Task goal: All of the data should be output character for character, except the pictures.

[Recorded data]
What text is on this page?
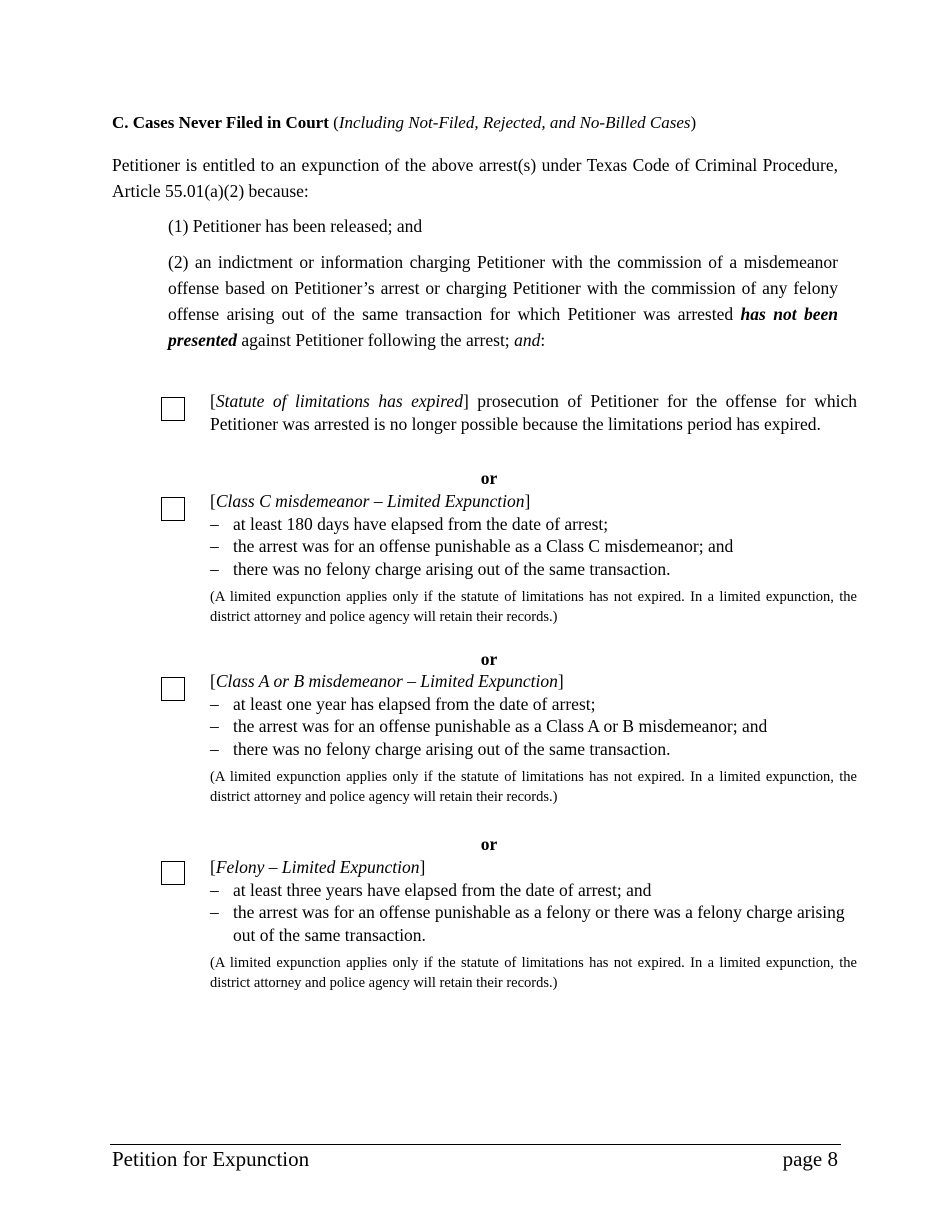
C. Cases Never Filed in Court (Including Not-Filed, Rejected, and No-Billed Cases)
Petitioner is entitled to an expunction of the above arrest(s) under Texas Code of Criminal Procedure, Article 55.01(a)(2) because:
(1) Petitioner has been released; and
(2) an indictment or information charging Petitioner with the commission of a misdemeanor offense based on Petitioner’s arrest or charging Petitioner with the commission of any felony offense arising out of the same transaction for which Petitioner was arrested has not been presented against Petitioner following the arrest; and:
[Statute of limitations has expired] prosecution of Petitioner for the offense for which Petitioner was arrested is no longer possible because the limitations period has expired.
or
[Class C misdemeanor – Limited Expunction]
– at least 180 days have elapsed from the date of arrest;
– the arrest was for an offense punishable as a Class C misdemeanor; and
– there was no felony charge arising out of the same transaction.
(A limited expunction applies only if the statute of limitations has not expired. In a limited expunction, the district attorney and police agency will retain their records.)
or
[Class A or B misdemeanor – Limited Expunction]
– at least one year has elapsed from the date of arrest;
– the arrest was for an offense punishable as a Class A or B misdemeanor; and
– there was no felony charge arising out of the same transaction.
(A limited expunction applies only if the statute of limitations has not expired. In a limited expunction, the district attorney and police agency will retain their records.)
or
[Felony – Limited Expunction]
– at least three years have elapsed from the date of arrest; and
– the arrest was for an offense punishable as a felony or there was a felony charge arising out of the same transaction.
(A limited expunction applies only if the statute of limitations has not expired. In a limited expunction, the district attorney and police agency will retain their records.)
Petition for Expunction	page 8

Problem solution:
What text is on this page?
C. Cases Never Filed in Court (Including Not-Filed, Rejected, and No-Billed Cases)
Petitioner is entitled to an expunction of the above arrest(s) under Texas Code of Criminal Procedure, Article 55.01(a)(2) because:
(1) Petitioner has been released; and
(2) an indictment or information charging Petitioner with the commission of a misdemeanor offense based on Petitioner’s arrest or charging Petitioner with the commission of any felony offense arising out of the same transaction for which Petitioner was arrested has not been presented against Petitioner following the arrest; and:
[Statute of limitations has expired] prosecution of Petitioner for the offense for which Petitioner was arrested is no longer possible because the limitations period has expired.
or
[Class C misdemeanor – Limited Expunction]
– at least 180 days have elapsed from the date of arrest;
– the arrest was for an offense punishable as a Class C misdemeanor; and
– there was no felony charge arising out of the same transaction.
(A limited expunction applies only if the statute of limitations has not expired. In a limited expunction, the district attorney and police agency will retain their records.)
or
[Class A or B misdemeanor – Limited Expunction]
– at least one year has elapsed from the date of arrest;
– the arrest was for an offense punishable as a Class A or B misdemeanor; and
– there was no felony charge arising out of the same transaction.
(A limited expunction applies only if the statute of limitations has not expired. In a limited expunction, the district attorney and police agency will retain their records.)
or
[Felony – Limited Expunction]
– at least three years have elapsed from the date of arrest; and
– the arrest was for an offense punishable as a felony or there was a felony charge arising out of the same transaction.
(A limited expunction applies only if the statute of limitations has not expired. In a limited expunction, the district attorney and police agency will retain their records.)
Petition for Expunction	page 8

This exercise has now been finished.